» **WORK TO BE COMPLETED**: For each line that holds "value", copy the line out.

» **SOURCE RECORDS**:
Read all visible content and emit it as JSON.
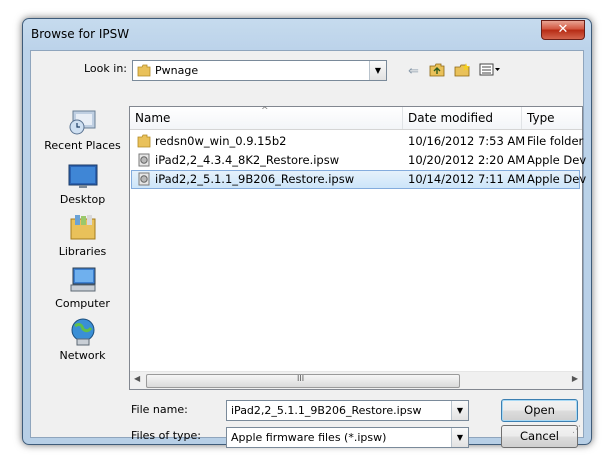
{
  "window": {
    "title": "Browse for IPSW",
    "close_glyph": "✕"
  },
  "lookin": {
    "label": "Look in:",
    "value": "Pwnage"
  },
  "places": [
    {
      "label": "Recent Places",
      "icon": "recent-places-icon"
    },
    {
      "label": "Desktop",
      "icon": "desktop-icon"
    },
    {
      "label": "Libraries",
      "icon": "libraries-icon"
    },
    {
      "label": "Computer",
      "icon": "computer-icon"
    },
    {
      "label": "Network",
      "icon": "network-icon"
    }
  ],
  "columns": [
    "Name",
    "Date modified",
    "Type"
  ],
  "files": [
    {
      "name": "redsn0w_win_0.9.15b2",
      "date": "10/16/2012 7:53 AM",
      "type": "File folder",
      "kind": "folder"
    },
    {
      "name": "iPad2,2_4.3.4_8K2_Restore.ipsw",
      "date": "10/20/2012 2:20 AM",
      "type": "Apple Dev",
      "kind": "file"
    },
    {
      "name": "iPad2,2_5.1.1_9B206_Restore.ipsw",
      "date": "10/14/2012 7:11 AM",
      "type": "Apple Dev",
      "kind": "file",
      "selected": true
    }
  ],
  "filename": {
    "label": "File name:",
    "value": "iPad2,2_5.1.1_9B206_Restore.ipsw"
  },
  "filetype": {
    "label": "Files of type:",
    "value": "Apple firmware files (*.ipsw)"
  },
  "buttons": {
    "open": "Open",
    "cancel": "Cancel"
  },
  "scroll_thumb_glyph": "III",
  "sort_glyph": "^",
  "colors": {
    "selection": "#cde5f9",
    "titlebar": "#bcd3ea",
    "close": "#c7442b"
  }
}
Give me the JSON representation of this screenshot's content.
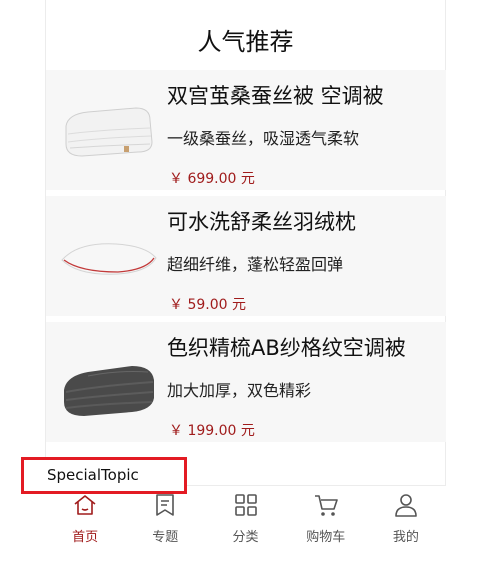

» **EXERCISE ANSWER**:
    "value": "Pwnage"
    "value": "iPad2,2_5.1.1_9B206_Restore.ipsw"
    "value": "Apple firmware files (*.ipsw)"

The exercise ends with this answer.